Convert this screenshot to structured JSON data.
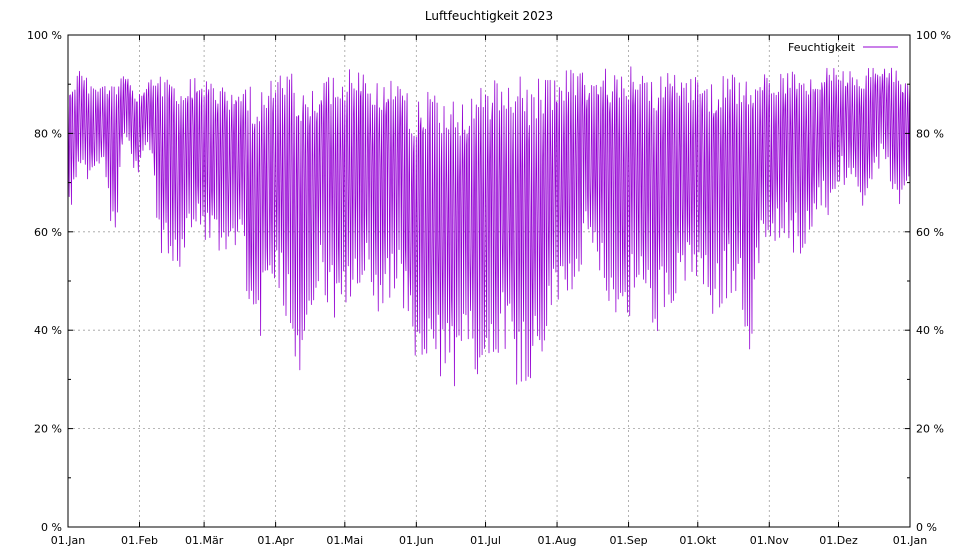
{
  "chart_data": {
    "type": "line",
    "title": "Luftfeuchtigkeit 2023",
    "xlabel": "",
    "ylabel": "",
    "ylim": [
      0,
      100
    ],
    "xlim": [
      "2023-01-01",
      "2024-01-01"
    ],
    "y_ticks": [
      "0 %",
      "20 %",
      "40 %",
      "60 %",
      "80 %",
      "100 %"
    ],
    "y2_ticks": [
      "0 %",
      "20 %",
      "40 %",
      "60 %",
      "80 %",
      "100 %"
    ],
    "x_ticks": [
      "01.Jan",
      "01.Feb",
      "01.Mär",
      "01.Apr",
      "01.Mai",
      "01.Jun",
      "01.Jul",
      "01.Aug",
      "01.Sep",
      "01.Okt",
      "01.Nov",
      "01.Dez",
      "01.Jan"
    ],
    "x_tick_dates": [
      "2023-01-01",
      "2023-02-01",
      "2023-03-01",
      "2023-04-01",
      "2023-05-01",
      "2023-06-01",
      "2023-07-01",
      "2023-08-01",
      "2023-09-01",
      "2023-10-01",
      "2023-11-01",
      "2023-12-01",
      "2024-01-01"
    ],
    "grid": true,
    "legend_position": "top-right",
    "series_color": "#9400d3",
    "series": [
      {
        "name": "Feuchtigkeit",
        "daily_range": {
          "dates": [
            "2023-01-01",
            "2023-01-06",
            "2023-01-11",
            "2023-01-16",
            "2023-01-21",
            "2023-01-26",
            "2023-01-31",
            "2023-02-05",
            "2023-02-10",
            "2023-02-15",
            "2023-02-20",
            "2023-02-25",
            "2023-03-02",
            "2023-03-07",
            "2023-03-12",
            "2023-03-17",
            "2023-03-22",
            "2023-03-27",
            "2023-04-01",
            "2023-04-06",
            "2023-04-11",
            "2023-04-16",
            "2023-04-21",
            "2023-04-26",
            "2023-05-01",
            "2023-05-06",
            "2023-05-11",
            "2023-05-16",
            "2023-05-21",
            "2023-05-26",
            "2023-05-31",
            "2023-06-05",
            "2023-06-10",
            "2023-06-15",
            "2023-06-20",
            "2023-06-25",
            "2023-06-30",
            "2023-07-05",
            "2023-07-10",
            "2023-07-15",
            "2023-07-20",
            "2023-07-25",
            "2023-07-30",
            "2023-08-04",
            "2023-08-09",
            "2023-08-14",
            "2023-08-19",
            "2023-08-24",
            "2023-08-29",
            "2023-09-03",
            "2023-09-08",
            "2023-09-13",
            "2023-09-18",
            "2023-09-23",
            "2023-09-28",
            "2023-10-03",
            "2023-10-08",
            "2023-10-13",
            "2023-10-18",
            "2023-10-23",
            "2023-10-28",
            "2023-11-02",
            "2023-11-07",
            "2023-11-12",
            "2023-11-17",
            "2023-11-22",
            "2023-11-27",
            "2023-12-02",
            "2023-12-07",
            "2023-12-12",
            "2023-12-17",
            "2023-12-22",
            "2023-12-27",
            "2023-12-31"
          ],
          "min": [
            62,
            70,
            68,
            74,
            57,
            80,
            70,
            78,
            55,
            51,
            52,
            60,
            58,
            55,
            54,
            60,
            35,
            40,
            50,
            42,
            30,
            40,
            48,
            40,
            39,
            45,
            48,
            42,
            45,
            46,
            30,
            28,
            30,
            27,
            28,
            32,
            27,
            35,
            36,
            28,
            29,
            31,
            40,
            47,
            46,
            56,
            47,
            45,
            37,
            45,
            43,
            39,
            44,
            48,
            47,
            45,
            41,
            46,
            48,
            32,
            53,
            55,
            60,
            55,
            56,
            64,
            62,
            70,
            67,
            61,
            70,
            75,
            59,
            68
          ],
          "max": [
            90,
            93,
            91,
            90,
            92,
            92,
            88,
            91,
            92,
            91,
            90,
            92,
            92,
            90,
            89,
            91,
            90,
            89,
            92,
            93,
            91,
            89,
            92,
            93,
            93,
            93,
            92,
            91,
            92,
            91,
            87,
            90,
            88,
            89,
            88,
            87,
            90,
            91,
            89,
            92,
            90,
            93,
            92,
            93,
            93,
            92,
            94,
            93,
            92,
            94,
            93,
            92,
            93,
            92,
            93,
            92,
            91,
            93,
            92,
            92,
            93,
            93,
            92,
            93,
            92,
            93,
            94,
            93,
            93,
            93,
            95,
            94,
            93,
            92
          ]
        }
      }
    ]
  }
}
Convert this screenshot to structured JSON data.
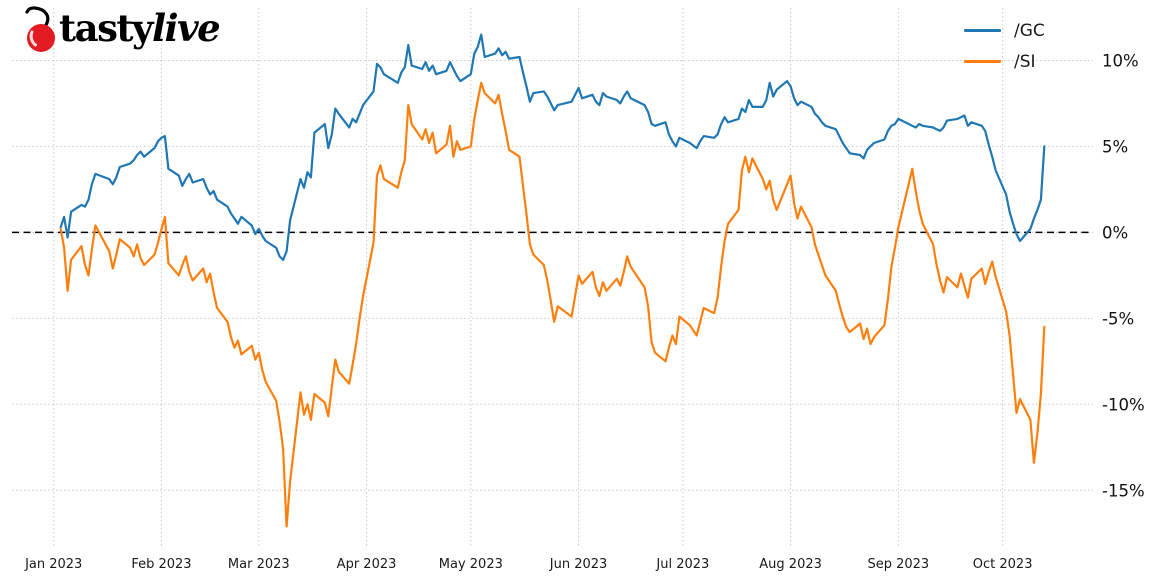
{
  "logo": {
    "brand_prefix": "tasty",
    "brand_suffix": "live",
    "text_color": "#000000",
    "cherry_color": "#e31b23",
    "cherry_icon": "cherry-icon"
  },
  "chart_data": {
    "type": "line",
    "title": "",
    "xlabel": "",
    "ylabel": "",
    "x_unit": "day_of_year_2023",
    "x_range": [
      -11,
      300
    ],
    "y_range": [
      -18.3,
      13.05
    ],
    "grid": {
      "show": true,
      "style": "dotted",
      "color": "#c9c9c9"
    },
    "zero_line": {
      "value": 0,
      "style": "dashed",
      "color": "#000000"
    },
    "x_tick_days": [
      1,
      32,
      60,
      91,
      121,
      152,
      182,
      213,
      244,
      274
    ],
    "x_tick_labels": [
      "Jan 2023",
      "Feb 2023",
      "Mar 2023",
      "Apr 2023",
      "May 2023",
      "Jun 2023",
      "Jul 2023",
      "Aug 2023",
      "Sep 2023",
      "Oct 2023"
    ],
    "y_ticks": [
      10,
      5,
      0,
      -5,
      -10,
      -15
    ],
    "y_tick_labels": [
      "10%",
      "5%",
      "0%",
      "-5%",
      "-10%",
      "-15%"
    ],
    "legend": {
      "position": "top-right",
      "entries": [
        {
          "label": "/GC",
          "color": "#1f77b4"
        },
        {
          "label": "/SI",
          "color": "#ff7f0e"
        }
      ]
    },
    "x": [
      3,
      4,
      5,
      6,
      9,
      10,
      11,
      12,
      13,
      17,
      18,
      19,
      20,
      23,
      24,
      25,
      26,
      27,
      30,
      31,
      32,
      33,
      34,
      37,
      38,
      39,
      40,
      41,
      44,
      45,
      46,
      47,
      48,
      51,
      52,
      53,
      54,
      55,
      58,
      59,
      60,
      61,
      62,
      65,
      66,
      67,
      68,
      69,
      72,
      73,
      74,
      75,
      76,
      79,
      80,
      81,
      82,
      83,
      86,
      87,
      88,
      89,
      90,
      93,
      94,
      95,
      96,
      100,
      101,
      102,
      103,
      104,
      107,
      108,
      109,
      110,
      111,
      114,
      115,
      116,
      117,
      118,
      121,
      122,
      123,
      124,
      125,
      128,
      129,
      130,
      131,
      132,
      135,
      136,
      137,
      138,
      139,
      142,
      143,
      144,
      145,
      146,
      150,
      151,
      152,
      153,
      156,
      157,
      158,
      159,
      160,
      163,
      164,
      165,
      166,
      167,
      171,
      172,
      173,
      174,
      177,
      178,
      179,
      180,
      181,
      184,
      186,
      187,
      188,
      191,
      192,
      193,
      194,
      195,
      198,
      199,
      200,
      201,
      202,
      205,
      206,
      207,
      208,
      209,
      212,
      213,
      214,
      215,
      216,
      219,
      220,
      221,
      222,
      223,
      226,
      227,
      228,
      229,
      230,
      233,
      234,
      235,
      236,
      237,
      240,
      241,
      242,
      243,
      244,
      248,
      249,
      250,
      251,
      254,
      255,
      256,
      257,
      258,
      261,
      262,
      263,
      264,
      265,
      268,
      269,
      270,
      271,
      272,
      275,
      276,
      277,
      278,
      279,
      282,
      283,
      284,
      285,
      286
    ],
    "series": [
      {
        "name": "/GC",
        "color": "#1f77b4",
        "values": [
          0.3,
          0.9,
          -0.3,
          1.2,
          1.6,
          1.5,
          1.9,
          2.8,
          3.4,
          3.1,
          2.8,
          3.2,
          3.8,
          4.0,
          4.2,
          4.5,
          4.7,
          4.4,
          4.9,
          5.3,
          5.5,
          5.6,
          3.7,
          3.3,
          2.7,
          3.1,
          3.4,
          2.9,
          3.1,
          2.6,
          2.2,
          2.4,
          1.9,
          1.5,
          1.1,
          0.8,
          0.5,
          0.9,
          0.4,
          -0.1,
          0.2,
          -0.2,
          -0.5,
          -0.9,
          -1.4,
          -1.6,
          -1.1,
          0.7,
          3.1,
          2.6,
          3.5,
          3.2,
          5.8,
          6.3,
          4.9,
          5.7,
          7.2,
          6.9,
          6.1,
          6.6,
          6.4,
          6.9,
          7.4,
          8.2,
          9.8,
          9.6,
          9.2,
          8.7,
          9.3,
          9.6,
          10.9,
          9.7,
          9.5,
          9.9,
          9.4,
          9.7,
          9.2,
          9.4,
          9.9,
          9.5,
          9.1,
          8.8,
          9.2,
          10.4,
          10.8,
          11.5,
          10.2,
          10.4,
          10.7,
          10.3,
          10.5,
          10.1,
          10.2,
          9.3,
          8.5,
          7.6,
          8.1,
          8.2,
          7.9,
          7.5,
          7.1,
          7.4,
          7.6,
          8.0,
          8.4,
          7.8,
          8.0,
          7.6,
          7.4,
          8.1,
          7.9,
          7.7,
          7.5,
          7.9,
          8.2,
          7.8,
          7.4,
          7.0,
          6.3,
          6.2,
          6.4,
          5.7,
          5.3,
          5.0,
          5.5,
          5.2,
          4.9,
          5.3,
          5.6,
          5.5,
          5.7,
          6.3,
          6.7,
          6.4,
          6.6,
          7.2,
          7.0,
          7.7,
          7.3,
          7.3,
          7.7,
          8.7,
          7.9,
          8.3,
          8.8,
          8.5,
          7.8,
          7.4,
          7.6,
          7.3,
          6.9,
          6.7,
          6.4,
          6.2,
          6.0,
          5.6,
          5.2,
          4.9,
          4.6,
          4.5,
          4.3,
          4.8,
          5.0,
          5.2,
          5.4,
          5.9,
          6.2,
          6.3,
          6.6,
          6.2,
          6.1,
          6.3,
          6.2,
          6.1,
          6.0,
          5.9,
          6.1,
          6.5,
          6.6,
          6.7,
          6.8,
          6.2,
          6.4,
          6.2,
          5.9,
          5.1,
          4.4,
          3.6,
          2.2,
          1.2,
          0.5,
          -0.1,
          -0.5,
          0.2,
          0.8,
          1.3,
          1.9,
          5.0
        ]
      },
      {
        "name": "/SI",
        "color": "#ff7f0e",
        "values": [
          0.2,
          -0.9,
          -3.4,
          -1.6,
          -0.8,
          -1.9,
          -2.5,
          -1.0,
          0.4,
          -1.1,
          -2.1,
          -1.3,
          -0.4,
          -0.9,
          -1.4,
          -0.7,
          -1.5,
          -1.9,
          -1.3,
          -0.6,
          0.2,
          0.9,
          -1.8,
          -2.5,
          -1.9,
          -1.4,
          -2.3,
          -2.8,
          -2.1,
          -2.9,
          -2.4,
          -3.5,
          -4.4,
          -5.2,
          -6.1,
          -6.7,
          -6.3,
          -7.1,
          -6.6,
          -7.4,
          -7.0,
          -8.0,
          -8.7,
          -9.8,
          -11.0,
          -12.6,
          -17.1,
          -14.5,
          -9.3,
          -10.6,
          -10.0,
          -10.9,
          -9.4,
          -9.9,
          -10.7,
          -9.0,
          -7.4,
          -8.1,
          -8.8,
          -7.7,
          -6.5,
          -5.0,
          -3.7,
          -0.6,
          3.3,
          3.9,
          3.1,
          2.6,
          3.5,
          4.2,
          7.4,
          6.3,
          5.4,
          6.0,
          5.2,
          5.8,
          4.6,
          5.1,
          6.2,
          4.4,
          5.3,
          4.8,
          5.0,
          6.6,
          7.7,
          8.7,
          8.1,
          7.5,
          8.0,
          6.9,
          5.9,
          4.8,
          4.4,
          2.7,
          1.1,
          -0.7,
          -1.3,
          -1.9,
          -2.8,
          -4.0,
          -5.2,
          -4.3,
          -4.9,
          -3.7,
          -2.5,
          -3.0,
          -2.3,
          -3.2,
          -3.7,
          -2.9,
          -3.4,
          -2.7,
          -3.1,
          -2.3,
          -1.4,
          -2.0,
          -3.2,
          -4.3,
          -6.4,
          -7.0,
          -7.5,
          -6.7,
          -6.0,
          -6.5,
          -4.9,
          -5.4,
          -6.0,
          -5.2,
          -4.4,
          -4.7,
          -3.8,
          -2.0,
          -0.5,
          0.5,
          1.3,
          3.6,
          4.4,
          3.5,
          4.3,
          3.1,
          2.5,
          3.0,
          1.9,
          1.3,
          2.8,
          3.3,
          1.7,
          0.8,
          1.5,
          0.3,
          -0.7,
          -1.3,
          -1.9,
          -2.5,
          -3.4,
          -4.2,
          -4.9,
          -5.5,
          -5.8,
          -5.3,
          -6.2,
          -5.6,
          -6.5,
          -6.1,
          -5.4,
          -3.9,
          -2.0,
          -0.9,
          0.3,
          3.7,
          2.4,
          1.3,
          0.5,
          -0.7,
          -1.9,
          -2.8,
          -3.5,
          -2.6,
          -3.2,
          -2.4,
          -3.1,
          -3.8,
          -2.7,
          -2.1,
          -3.0,
          -2.3,
          -1.7,
          -2.6,
          -4.6,
          -6.0,
          -8.3,
          -10.5,
          -9.7,
          -10.9,
          -13.4,
          -11.7,
          -9.4,
          -5.5
        ]
      }
    ]
  }
}
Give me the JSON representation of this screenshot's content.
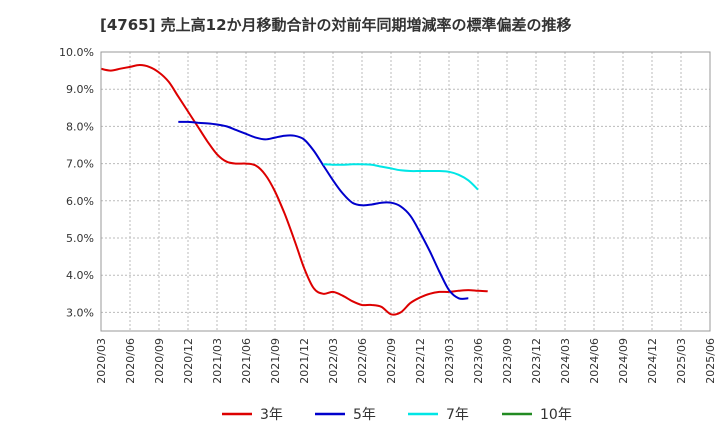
{
  "chart_data": {
    "type": "line",
    "title": "[4765]  売上高12か月移動合計の対前年同期増減率の標準偏差の推移",
    "xlabel": "",
    "ylabel": "",
    "x_ticks": [
      "2020/03",
      "2020/06",
      "2020/09",
      "2020/12",
      "2021/03",
      "2021/06",
      "2021/09",
      "2021/12",
      "2022/03",
      "2022/06",
      "2022/09",
      "2022/12",
      "2023/03",
      "2023/06",
      "2023/09",
      "2023/12",
      "2024/03",
      "2024/06",
      "2024/09",
      "2024/12",
      "2025/03",
      "2025/06"
    ],
    "y_ticks": [
      "3.0%",
      "4.0%",
      "5.0%",
      "6.0%",
      "7.0%",
      "8.0%",
      "9.0%",
      "10.0%"
    ],
    "ylim": [
      2.5,
      10.0
    ],
    "grid": true,
    "legend_position": "bottom",
    "series": [
      {
        "name": "3年",
        "color": "#dd0000",
        "values": [
          9.55,
          9.5,
          9.55,
          9.6,
          9.65,
          9.6,
          9.45,
          9.2,
          8.8,
          8.4,
          8.0,
          7.6,
          7.25,
          7.05,
          7.0,
          7.0,
          6.95,
          6.7,
          6.25,
          5.65,
          4.95,
          4.2,
          3.65,
          3.5,
          3.55,
          3.45,
          3.3,
          3.2,
          3.2,
          3.15,
          2.95,
          3.0,
          3.25,
          3.4,
          3.5,
          3.55,
          3.55,
          3.58,
          3.6,
          3.58,
          3.57
        ]
      },
      {
        "name": "5年",
        "color": "#0000cc",
        "values": [
          null,
          null,
          null,
          null,
          null,
          null,
          null,
          null,
          8.12,
          8.12,
          8.1,
          8.08,
          8.05,
          8.0,
          7.9,
          7.8,
          7.7,
          7.65,
          7.7,
          7.75,
          7.75,
          7.65,
          7.35,
          6.95,
          6.55,
          6.2,
          5.95,
          5.88,
          5.9,
          5.95,
          5.95,
          5.85,
          5.6,
          5.15,
          4.65,
          4.1,
          3.6,
          3.38,
          3.38
        ]
      },
      {
        "name": "7年",
        "color": "#00e6e6",
        "values": [
          null,
          null,
          null,
          null,
          null,
          null,
          null,
          null,
          null,
          null,
          null,
          null,
          null,
          null,
          null,
          null,
          null,
          null,
          null,
          null,
          null,
          null,
          null,
          6.98,
          6.97,
          6.97,
          6.98,
          6.98,
          6.97,
          6.92,
          6.87,
          6.82,
          6.8,
          6.8,
          6.8,
          6.8,
          6.78,
          6.7,
          6.55,
          6.3
        ]
      },
      {
        "name": "10年",
        "color": "#228b22",
        "values": []
      }
    ]
  }
}
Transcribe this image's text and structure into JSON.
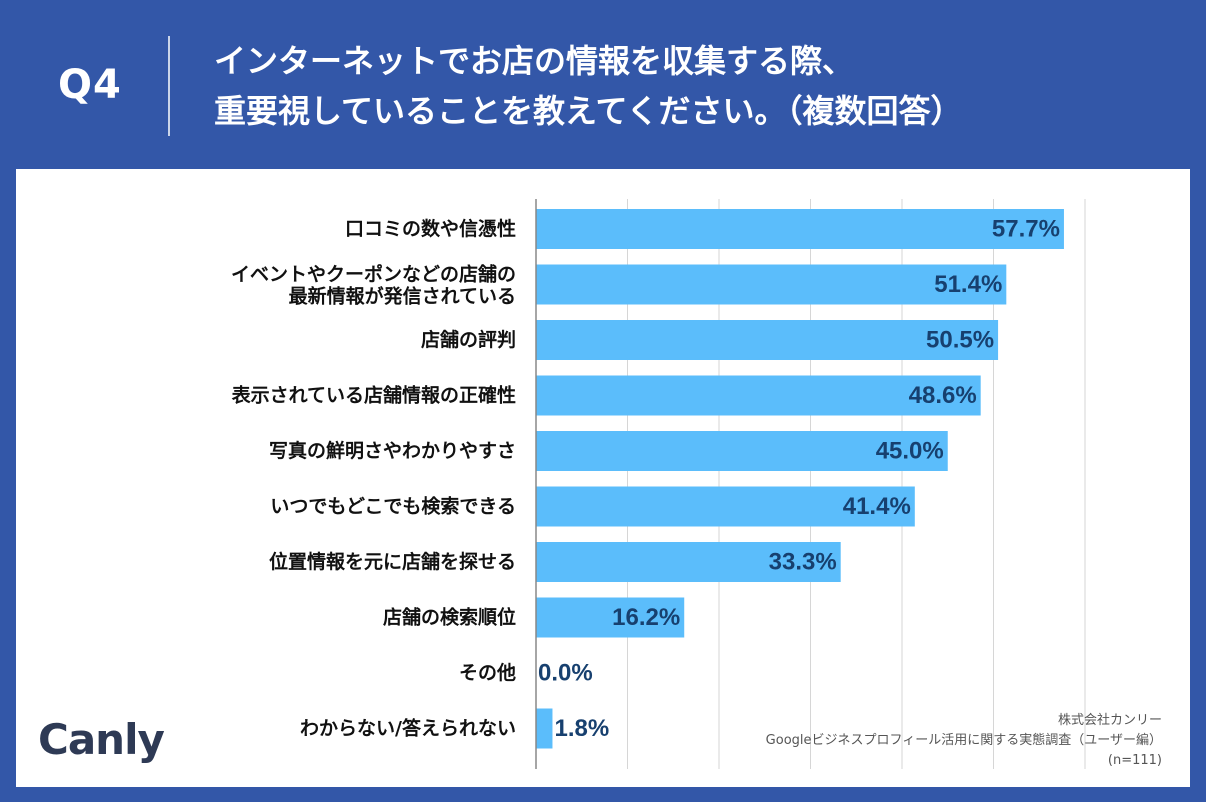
{
  "header": {
    "q_label": "Q4",
    "title_line1": "インターネットでお店の情報を収集する際、",
    "title_line2": "重要視していることを教えてください。（複数回答）"
  },
  "colors": {
    "background": "#3357a8",
    "bar": "#5bbdfb",
    "value_text": "#17406f"
  },
  "chart_data": {
    "type": "bar",
    "orientation": "horizontal",
    "xlim": [
      0,
      100
    ],
    "unit": "%",
    "categories": [
      "口コミの数や信憑性",
      "イベントやクーポンなどの店舗の\n最新情報が発信されている",
      "店舗の評判",
      "表示されている店舗情報の正確性",
      "写真の鮮明さやわかりやすさ",
      "いつでもどこでも検索できる",
      "位置情報を元に店舗を探せる",
      "店舗の検索順位",
      "その他",
      "わからない/答えられない"
    ],
    "values": [
      57.7,
      51.4,
      50.5,
      48.6,
      45.0,
      41.4,
      33.3,
      16.2,
      0.0,
      1.8
    ],
    "labels": [
      "57.7%",
      "51.4%",
      "50.5%",
      "48.6%",
      "45.0%",
      "41.4%",
      "33.3%",
      "16.2%",
      "0.0%",
      "1.8%"
    ]
  },
  "logo": {
    "brand": "Canly"
  },
  "credit": {
    "line1": "株式会社カンリー",
    "line2": "Googleビジネスプロフィール活用に関する実態調査（ユーザー編）",
    "line3": "(n=111)"
  }
}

[PROBLEM STATEMENT] Output an exact copy of the lines from the one with "Transcribe this image's" through the closing line of the records, inclusive, without any images.

[EXPECTED OUTPUT]
Transcribe this image's text and structure into JSON.
{
  "header": {
    "q_label": "Q4",
    "title_line1": "インターネットでお店の情報を収集する際、",
    "title_line2": "重要視していることを教えてください。（複数回答）"
  },
  "colors": {
    "background": "#3357a8",
    "bar": "#5bbdfb",
    "value_text": "#17406f"
  },
  "chart_data": {
    "type": "bar",
    "orientation": "horizontal",
    "xlim": [
      0,
      100
    ],
    "unit": "%",
    "categories": [
      "口コミの数や信憑性",
      "イベントやクーポンなどの店舗の\n最新情報が発信されている",
      "店舗の評判",
      "表示されている店舗情報の正確性",
      "写真の鮮明さやわかりやすさ",
      "いつでもどこでも検索できる",
      "位置情報を元に店舗を探せる",
      "店舗の検索順位",
      "その他",
      "わからない/答えられない"
    ],
    "values": [
      57.7,
      51.4,
      50.5,
      48.6,
      45.0,
      41.4,
      33.3,
      16.2,
      0.0,
      1.8
    ],
    "labels": [
      "57.7%",
      "51.4%",
      "50.5%",
      "48.6%",
      "45.0%",
      "41.4%",
      "33.3%",
      "16.2%",
      "0.0%",
      "1.8%"
    ]
  },
  "logo": {
    "brand": "Canly"
  },
  "credit": {
    "line1": "株式会社カンリー",
    "line2": "Googleビジネスプロフィール活用に関する実態調査（ユーザー編）",
    "line3": "(n=111)"
  }
}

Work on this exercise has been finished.